>>>>

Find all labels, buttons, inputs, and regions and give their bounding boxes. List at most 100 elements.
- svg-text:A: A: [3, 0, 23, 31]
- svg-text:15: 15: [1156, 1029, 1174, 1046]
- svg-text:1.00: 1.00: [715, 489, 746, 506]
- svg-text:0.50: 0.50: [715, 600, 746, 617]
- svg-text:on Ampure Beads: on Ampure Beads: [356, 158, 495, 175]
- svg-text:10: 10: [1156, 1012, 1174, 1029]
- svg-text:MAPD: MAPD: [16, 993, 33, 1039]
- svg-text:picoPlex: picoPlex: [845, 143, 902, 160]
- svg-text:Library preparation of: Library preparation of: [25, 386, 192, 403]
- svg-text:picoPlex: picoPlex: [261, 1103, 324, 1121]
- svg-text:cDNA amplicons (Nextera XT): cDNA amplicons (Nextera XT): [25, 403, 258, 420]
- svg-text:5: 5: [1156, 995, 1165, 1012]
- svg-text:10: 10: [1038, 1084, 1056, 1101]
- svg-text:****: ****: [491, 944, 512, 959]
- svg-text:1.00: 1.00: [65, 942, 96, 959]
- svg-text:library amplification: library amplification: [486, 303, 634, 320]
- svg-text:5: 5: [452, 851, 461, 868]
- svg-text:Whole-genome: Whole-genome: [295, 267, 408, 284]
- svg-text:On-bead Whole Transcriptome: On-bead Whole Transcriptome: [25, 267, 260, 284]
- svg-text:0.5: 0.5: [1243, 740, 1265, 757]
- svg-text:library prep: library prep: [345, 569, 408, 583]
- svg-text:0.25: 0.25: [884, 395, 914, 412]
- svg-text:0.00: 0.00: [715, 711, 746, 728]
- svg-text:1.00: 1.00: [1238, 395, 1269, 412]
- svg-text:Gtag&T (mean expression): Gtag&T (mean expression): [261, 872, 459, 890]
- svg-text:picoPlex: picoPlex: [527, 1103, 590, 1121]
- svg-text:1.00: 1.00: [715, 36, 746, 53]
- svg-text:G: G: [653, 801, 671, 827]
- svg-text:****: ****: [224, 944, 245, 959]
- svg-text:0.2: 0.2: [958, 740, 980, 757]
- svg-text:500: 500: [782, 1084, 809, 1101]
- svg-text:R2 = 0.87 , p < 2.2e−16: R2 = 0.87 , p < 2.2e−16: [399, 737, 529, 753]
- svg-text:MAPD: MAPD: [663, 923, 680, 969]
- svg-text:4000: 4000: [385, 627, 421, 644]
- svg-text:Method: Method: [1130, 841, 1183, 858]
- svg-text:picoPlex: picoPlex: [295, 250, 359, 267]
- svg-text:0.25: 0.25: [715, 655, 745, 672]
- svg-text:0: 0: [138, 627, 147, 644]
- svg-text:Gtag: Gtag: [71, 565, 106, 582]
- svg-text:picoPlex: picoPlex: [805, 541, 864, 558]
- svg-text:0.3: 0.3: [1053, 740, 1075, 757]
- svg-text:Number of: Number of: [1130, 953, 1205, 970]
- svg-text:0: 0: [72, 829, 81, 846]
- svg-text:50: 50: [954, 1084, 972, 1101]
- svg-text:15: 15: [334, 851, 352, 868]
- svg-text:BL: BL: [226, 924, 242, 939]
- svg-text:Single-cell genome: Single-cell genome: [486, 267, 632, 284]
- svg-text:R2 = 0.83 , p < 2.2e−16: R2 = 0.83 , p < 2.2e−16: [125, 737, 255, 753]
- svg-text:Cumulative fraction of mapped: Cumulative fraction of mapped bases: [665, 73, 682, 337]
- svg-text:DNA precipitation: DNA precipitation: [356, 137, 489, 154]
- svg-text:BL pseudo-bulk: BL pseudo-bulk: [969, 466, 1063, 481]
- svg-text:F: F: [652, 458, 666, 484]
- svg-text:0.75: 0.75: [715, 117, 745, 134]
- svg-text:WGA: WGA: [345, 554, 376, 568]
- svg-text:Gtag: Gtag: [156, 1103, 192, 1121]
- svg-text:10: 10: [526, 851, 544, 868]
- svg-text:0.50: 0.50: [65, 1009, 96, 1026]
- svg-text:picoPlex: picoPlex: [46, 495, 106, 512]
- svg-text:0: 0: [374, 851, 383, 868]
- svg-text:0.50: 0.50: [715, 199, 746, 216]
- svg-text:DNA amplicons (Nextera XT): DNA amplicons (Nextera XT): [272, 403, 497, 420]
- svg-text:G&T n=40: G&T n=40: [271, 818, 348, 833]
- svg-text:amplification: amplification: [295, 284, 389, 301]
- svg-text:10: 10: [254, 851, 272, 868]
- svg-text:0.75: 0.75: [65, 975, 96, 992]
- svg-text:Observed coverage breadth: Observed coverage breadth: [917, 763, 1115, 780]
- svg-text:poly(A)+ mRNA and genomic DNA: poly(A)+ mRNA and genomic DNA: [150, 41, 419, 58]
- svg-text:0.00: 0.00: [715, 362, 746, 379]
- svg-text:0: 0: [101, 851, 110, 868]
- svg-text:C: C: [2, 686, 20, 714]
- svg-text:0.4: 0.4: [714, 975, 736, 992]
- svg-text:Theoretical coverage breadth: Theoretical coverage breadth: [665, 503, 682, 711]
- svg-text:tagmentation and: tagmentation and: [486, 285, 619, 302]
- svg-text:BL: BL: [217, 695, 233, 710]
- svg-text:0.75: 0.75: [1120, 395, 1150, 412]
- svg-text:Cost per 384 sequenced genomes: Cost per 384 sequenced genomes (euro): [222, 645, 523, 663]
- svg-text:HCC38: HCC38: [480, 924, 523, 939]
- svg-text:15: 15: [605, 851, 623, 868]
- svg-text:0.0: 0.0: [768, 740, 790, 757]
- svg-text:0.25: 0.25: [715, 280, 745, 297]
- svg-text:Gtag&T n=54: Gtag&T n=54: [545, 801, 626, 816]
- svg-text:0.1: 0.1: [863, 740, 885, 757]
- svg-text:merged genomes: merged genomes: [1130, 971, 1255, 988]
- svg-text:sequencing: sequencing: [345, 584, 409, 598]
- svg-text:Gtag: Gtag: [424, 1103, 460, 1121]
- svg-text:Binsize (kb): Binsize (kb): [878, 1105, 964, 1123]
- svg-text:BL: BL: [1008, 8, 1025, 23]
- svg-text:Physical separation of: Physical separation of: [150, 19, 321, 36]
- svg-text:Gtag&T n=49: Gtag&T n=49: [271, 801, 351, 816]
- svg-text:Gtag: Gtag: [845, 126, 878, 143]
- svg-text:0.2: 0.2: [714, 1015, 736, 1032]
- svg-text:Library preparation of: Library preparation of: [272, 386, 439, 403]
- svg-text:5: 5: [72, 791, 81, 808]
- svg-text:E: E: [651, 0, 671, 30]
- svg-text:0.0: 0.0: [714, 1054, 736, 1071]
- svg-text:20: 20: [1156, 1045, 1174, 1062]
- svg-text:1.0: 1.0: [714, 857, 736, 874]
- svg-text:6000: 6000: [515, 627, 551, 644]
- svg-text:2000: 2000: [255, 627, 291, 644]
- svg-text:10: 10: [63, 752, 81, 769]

<<<<

Action item: Reproduce every line above, keeping each word exactly as it appears.

Solution for this task:
Find all labels, buttons, inputs, and regions and give their bounding boxes. List at most 100 elements.
- svg-text:A: A: [3, 0, 23, 31]
- svg-text:15: 15: [1156, 1029, 1174, 1046]
- svg-text:1.00: 1.00: [715, 489, 746, 506]
- svg-text:0.50: 0.50: [715, 600, 746, 617]
- svg-text:on Ampure Beads: on Ampure Beads: [356, 158, 495, 175]
- svg-text:10: 10: [1156, 1012, 1174, 1029]
- svg-text:MAPD: MAPD: [16, 993, 33, 1039]
- svg-text:picoPlex: picoPlex: [845, 143, 902, 160]
- svg-text:Library preparation of: Library preparation of: [25, 386, 192, 403]
- svg-text:picoPlex: picoPlex: [261, 1103, 324, 1121]
- svg-text:cDNA amplicons (Nextera XT): cDNA amplicons (Nextera XT): [25, 403, 258, 420]
- svg-text:5: 5: [1156, 995, 1165, 1012]
- svg-text:10: 10: [1038, 1084, 1056, 1101]
- svg-text:****: ****: [491, 944, 512, 959]
- svg-text:1.00: 1.00: [65, 942, 96, 959]
- svg-text:library amplification: library amplification: [486, 303, 634, 320]
- svg-text:5: 5: [452, 851, 461, 868]
- svg-text:Whole-genome: Whole-genome: [295, 267, 408, 284]
- svg-text:On-bead Whole Transcriptome: On-bead Whole Transcriptome: [25, 267, 260, 284]
- svg-text:0.5: 0.5: [1243, 740, 1265, 757]
- svg-text:library prep: library prep: [345, 569, 408, 583]
- svg-text:0.25: 0.25: [884, 395, 914, 412]
- svg-text:0.00: 0.00: [715, 711, 746, 728]
- svg-text:1.00: 1.00: [1238, 395, 1269, 412]
- svg-text:Gtag&T (mean expression): Gtag&T (mean expression): [261, 872, 459, 890]
- svg-text:picoPlex: picoPlex: [527, 1103, 590, 1121]
- svg-text:1.00: 1.00: [715, 36, 746, 53]
- svg-text:G: G: [653, 801, 671, 827]
- svg-text:****: ****: [224, 944, 245, 959]
- svg-text:0.2: 0.2: [958, 740, 980, 757]
- svg-text:500: 500: [782, 1084, 809, 1101]
- svg-text:R2 = 0.87 , p < 2.2e−16: R2 = 0.87 , p < 2.2e−16: [399, 737, 529, 753]
- svg-text:MAPD: MAPD: [663, 923, 680, 969]
- svg-text:4000: 4000: [385, 627, 421, 644]
- svg-text:Method: Method: [1130, 841, 1183, 858]
- svg-text:picoPlex: picoPlex: [295, 250, 359, 267]
- svg-text:0.25: 0.25: [715, 655, 745, 672]
- svg-text:0: 0: [138, 627, 147, 644]
- svg-text:Gtag: Gtag: [71, 565, 106, 582]
- svg-text:picoPlex: picoPlex: [805, 541, 864, 558]
- svg-text:0.3: 0.3: [1053, 740, 1075, 757]
- svg-text:Number of: Number of: [1130, 953, 1205, 970]
- svg-text:0: 0: [72, 829, 81, 846]
- svg-text:50: 50: [954, 1084, 972, 1101]
- svg-text:15: 15: [334, 851, 352, 868]
- svg-text:BL: BL: [226, 924, 242, 939]
- svg-text:Single-cell genome: Single-cell genome: [486, 267, 632, 284]
- svg-text:R2 = 0.83 , p < 2.2e−16: R2 = 0.83 , p < 2.2e−16: [125, 737, 255, 753]
- svg-text:Cumulative fraction of mapped: Cumulative fraction of mapped bases: [665, 73, 682, 337]
- svg-text:DNA precipitation: DNA precipitation: [356, 137, 489, 154]
- svg-text:BL pseudo-bulk: BL pseudo-bulk: [969, 466, 1063, 481]
- svg-text:F: F: [652, 458, 666, 484]
- svg-text:0.75: 0.75: [715, 117, 745, 134]
- svg-text:WGA: WGA: [345, 554, 376, 568]
- svg-text:Gtag: Gtag: [156, 1103, 192, 1121]
- svg-text:10: 10: [526, 851, 544, 868]
- svg-text:0.50: 0.50: [65, 1009, 96, 1026]
- svg-text:picoPlex: picoPlex: [46, 495, 106, 512]
- svg-text:0: 0: [374, 851, 383, 868]
- svg-text:0.50: 0.50: [715, 199, 746, 216]
- svg-text:DNA amplicons (Nextera XT): DNA amplicons (Nextera XT): [272, 403, 497, 420]
- svg-text:G&T n=40: G&T n=40: [271, 818, 348, 833]
- svg-text:amplification: amplification: [295, 284, 389, 301]
- svg-text:10: 10: [254, 851, 272, 868]
- svg-text:0.75: 0.75: [65, 975, 96, 992]
- svg-text:Observed coverage breadth: Observed coverage breadth: [917, 763, 1115, 780]
- svg-text:poly(A)+ mRNA and genomic DNA: poly(A)+ mRNA and genomic DNA: [150, 41, 419, 58]
- svg-text:0.00: 0.00: [715, 362, 746, 379]
- svg-text:0: 0: [101, 851, 110, 868]
- svg-text:C: C: [2, 686, 20, 714]
- svg-text:0.4: 0.4: [714, 975, 736, 992]
- svg-text:Theoretical coverage breadth: Theoretical coverage breadth: [665, 503, 682, 711]
- svg-text:tagmentation and: tagmentation and: [486, 285, 619, 302]
- svg-text:BL: BL: [217, 695, 233, 710]
- svg-text:0.75: 0.75: [1120, 395, 1150, 412]
- svg-text:Cost per 384 sequenced genomes: Cost per 384 sequenced genomes (euro): [222, 645, 523, 663]
- svg-text:HCC38: HCC38: [480, 924, 523, 939]
- svg-text:15: 15: [605, 851, 623, 868]
- svg-text:0.0: 0.0: [768, 740, 790, 757]
- svg-text:0.25: 0.25: [715, 280, 745, 297]
- svg-text:Gtag&T n=54: Gtag&T n=54: [545, 801, 626, 816]
- svg-text:0.1: 0.1: [863, 740, 885, 757]
- svg-text:merged genomes: merged genomes: [1130, 971, 1255, 988]
- svg-text:sequencing: sequencing: [345, 584, 409, 598]
- svg-text:Gtag: Gtag: [424, 1103, 460, 1121]
- svg-text:Binsize (kb): Binsize (kb): [878, 1105, 964, 1123]
- svg-text:BL: BL: [1008, 8, 1025, 23]
- svg-text:Physical separation of: Physical separation of: [150, 19, 321, 36]
- svg-text:Gtag&T n=49: Gtag&T n=49: [271, 801, 351, 816]
- svg-text:Gtag: Gtag: [845, 126, 878, 143]
- svg-text:0.2: 0.2: [714, 1015, 736, 1032]
- svg-text:Library preparation of: Library preparation of: [272, 386, 439, 403]
- svg-text:5: 5: [72, 791, 81, 808]
- svg-text:E: E: [651, 0, 671, 30]
- svg-text:0.0: 0.0: [714, 1054, 736, 1071]
- svg-text:20: 20: [1156, 1045, 1174, 1062]
- svg-text:1.0: 1.0: [714, 857, 736, 874]
- svg-text:6000: 6000: [515, 627, 551, 644]
- svg-text:2000: 2000: [255, 627, 291, 644]
- svg-text:10: 10: [63, 752, 81, 769]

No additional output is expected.